▶ _Task details_: Quote verbatim the part of the lines that opens with the line containing "what elements are" and closes with the line containing "Y-axis label: Thousand", including both of those lines.

▶ _Rows_:

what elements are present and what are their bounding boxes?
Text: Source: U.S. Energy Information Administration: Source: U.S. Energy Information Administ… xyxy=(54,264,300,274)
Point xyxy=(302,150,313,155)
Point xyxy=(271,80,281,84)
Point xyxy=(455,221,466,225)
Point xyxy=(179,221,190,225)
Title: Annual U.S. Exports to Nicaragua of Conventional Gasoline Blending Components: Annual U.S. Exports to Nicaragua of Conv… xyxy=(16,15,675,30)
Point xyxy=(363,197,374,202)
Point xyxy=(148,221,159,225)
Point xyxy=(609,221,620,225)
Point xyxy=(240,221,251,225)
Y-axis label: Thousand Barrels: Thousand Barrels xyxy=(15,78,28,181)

--

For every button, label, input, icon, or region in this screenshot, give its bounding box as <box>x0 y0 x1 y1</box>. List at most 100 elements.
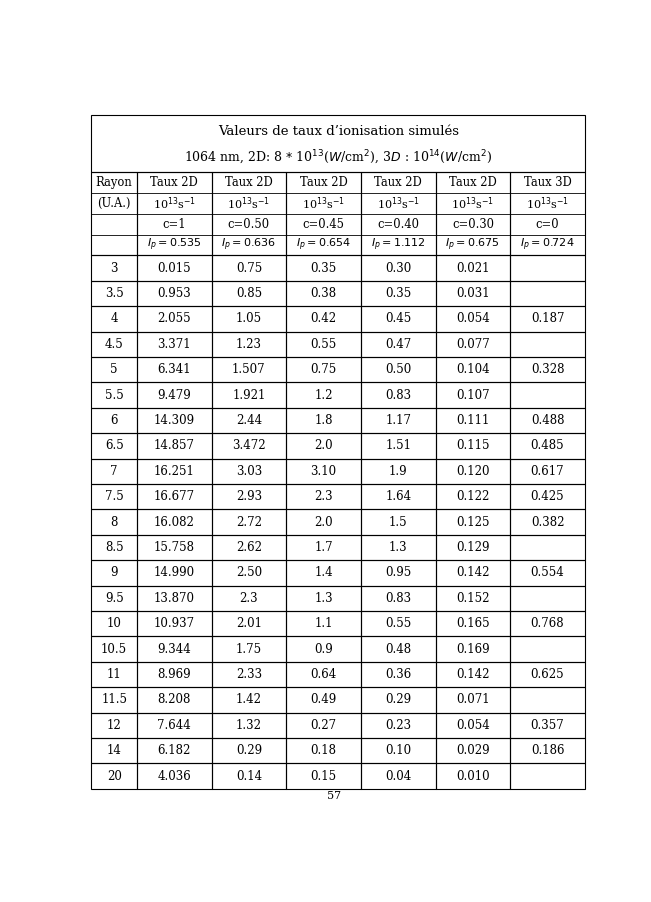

▶ _Solution for this problem_:
what elements are present and what are their bounding boxes?
Text: Source: U.S. Energy Information Administration: Source: U.S. Energy Information Administ… xyxy=(54,264,300,274)
Point xyxy=(302,150,313,155)
Point xyxy=(271,80,281,84)
Point xyxy=(455,221,466,225)
Point xyxy=(179,221,190,225)
Title: Annual U.S. Exports to Nicaragua of Conventional Gasoline Blending Components: Annual U.S. Exports to Nicaragua of Conv… xyxy=(16,15,675,30)
Point xyxy=(363,197,374,202)
Point xyxy=(148,221,159,225)
Point xyxy=(609,221,620,225)
Point xyxy=(240,221,251,225)
Y-axis label: Thousand Barrels: Thousand Barrels xyxy=(15,78,28,181)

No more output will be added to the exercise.